### The task:
Transcribe all the records with complete accuracy.

** BEGIN Data supplied **

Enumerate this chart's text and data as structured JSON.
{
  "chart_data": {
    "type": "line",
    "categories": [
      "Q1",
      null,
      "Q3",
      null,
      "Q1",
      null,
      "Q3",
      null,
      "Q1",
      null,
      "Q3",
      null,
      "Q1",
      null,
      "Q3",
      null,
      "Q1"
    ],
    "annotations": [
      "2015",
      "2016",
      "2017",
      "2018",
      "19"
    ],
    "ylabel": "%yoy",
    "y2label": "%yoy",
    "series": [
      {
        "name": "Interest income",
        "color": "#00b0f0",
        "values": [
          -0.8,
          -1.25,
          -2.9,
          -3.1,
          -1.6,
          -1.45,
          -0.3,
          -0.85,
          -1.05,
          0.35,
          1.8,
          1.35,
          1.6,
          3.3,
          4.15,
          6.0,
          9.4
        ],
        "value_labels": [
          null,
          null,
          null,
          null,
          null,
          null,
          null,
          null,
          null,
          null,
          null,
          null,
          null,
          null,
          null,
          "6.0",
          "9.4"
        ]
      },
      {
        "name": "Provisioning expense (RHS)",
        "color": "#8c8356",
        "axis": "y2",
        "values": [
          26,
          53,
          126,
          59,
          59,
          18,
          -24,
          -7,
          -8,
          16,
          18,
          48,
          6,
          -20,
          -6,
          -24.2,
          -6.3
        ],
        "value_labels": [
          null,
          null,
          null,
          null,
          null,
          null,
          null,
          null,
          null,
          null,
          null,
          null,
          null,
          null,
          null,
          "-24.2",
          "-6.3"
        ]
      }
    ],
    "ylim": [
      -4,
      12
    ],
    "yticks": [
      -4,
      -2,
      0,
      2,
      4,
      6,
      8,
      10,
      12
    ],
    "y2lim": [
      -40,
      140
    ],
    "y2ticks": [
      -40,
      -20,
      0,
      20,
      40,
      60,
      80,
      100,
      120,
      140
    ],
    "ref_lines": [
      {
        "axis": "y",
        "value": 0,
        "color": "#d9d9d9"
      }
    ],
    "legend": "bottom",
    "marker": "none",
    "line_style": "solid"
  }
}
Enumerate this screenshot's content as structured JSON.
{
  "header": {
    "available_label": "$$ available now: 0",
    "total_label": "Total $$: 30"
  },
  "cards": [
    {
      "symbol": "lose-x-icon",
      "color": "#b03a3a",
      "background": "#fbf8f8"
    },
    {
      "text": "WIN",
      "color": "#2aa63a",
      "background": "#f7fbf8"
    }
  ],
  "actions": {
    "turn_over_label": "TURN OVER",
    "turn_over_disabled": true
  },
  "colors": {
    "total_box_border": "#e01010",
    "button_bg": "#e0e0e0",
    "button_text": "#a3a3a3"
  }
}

** END Data supplied **

### Written reply:
Enumerate this chart's text and data as structured JSON.
{
  "chart_data": {
    "type": "line",
    "categories": [
      "Q1",
      null,
      "Q3",
      null,
      "Q1",
      null,
      "Q3",
      null,
      "Q1",
      null,
      "Q3",
      null,
      "Q1",
      null,
      "Q3",
      null,
      "Q1"
    ],
    "annotations": [
      "2015",
      "2016",
      "2017",
      "2018",
      "19"
    ],
    "ylabel": "%yoy",
    "y2label": "%yoy",
    "series": [
      {
        "name": "Interest income",
        "color": "#00b0f0",
        "values": [
          -0.8,
          -1.25,
          -2.9,
          -3.1,
          -1.6,
          -1.45,
          -0.3,
          -0.85,
          -1.05,
          0.35,
          1.8,
          1.35,
          1.6,
          3.3,
          4.15,
          6.0,
          9.4
        ],
        "value_labels": [
          null,
          null,
          null,
          null,
          null,
          null,
          null,
          null,
          null,
          null,
          null,
          null,
          null,
          null,
          null,
          "6.0",
          "9.4"
        ]
      },
      {
        "name": "Provisioning expense (RHS)",
        "color": "#8c8356",
        "axis": "y2",
        "values": [
          26,
          53,
          126,
          59,
          59,
          18,
          -24,
          -7,
          -8,
          16,
          18,
          48,
          6,
          -20,
          -6,
          -24.2,
          -6.3
        ],
        "value_labels": [
          null,
          null,
          null,
          null,
          null,
          null,
          null,
          null,
          null,
          null,
          null,
          null,
          null,
          null,
          null,
          "-24.2",
          "-6.3"
        ]
      }
    ],
    "ylim": [
      -4,
      12
    ],
    "yticks": [
      -4,
      -2,
      0,
      2,
      4,
      6,
      8,
      10,
      12
    ],
    "y2lim": [
      -40,
      140
    ],
    "y2ticks": [
      -40,
      -20,
      0,
      20,
      40,
      60,
      80,
      100,
      120,
      140
    ],
    "ref_lines": [
      {
        "axis": "y",
        "value": 0,
        "color": "#d9d9d9"
      }
    ],
    "legend": "bottom",
    "marker": "none",
    "line_style": "solid"
  }
}
Enumerate this screenshot's content as structured JSON.
{
  "header": {
    "available_label": "$$ available now: 0",
    "total_label": "Total $$: 30"
  },
  "cards": [
    {
      "symbol": "lose-x-icon",
      "color": "#b03a3a",
      "background": "#fbf8f8"
    },
    {
      "text": "WIN",
      "color": "#2aa63a",
      "background": "#f7fbf8"
    }
  ],
  "actions": {
    "turn_over_label": "TURN OVER",
    "turn_over_disabled": true
  },
  "colors": {
    "total_box_border": "#e01010",
    "button_bg": "#e0e0e0",
    "button_text": "#a3a3a3"
  }
}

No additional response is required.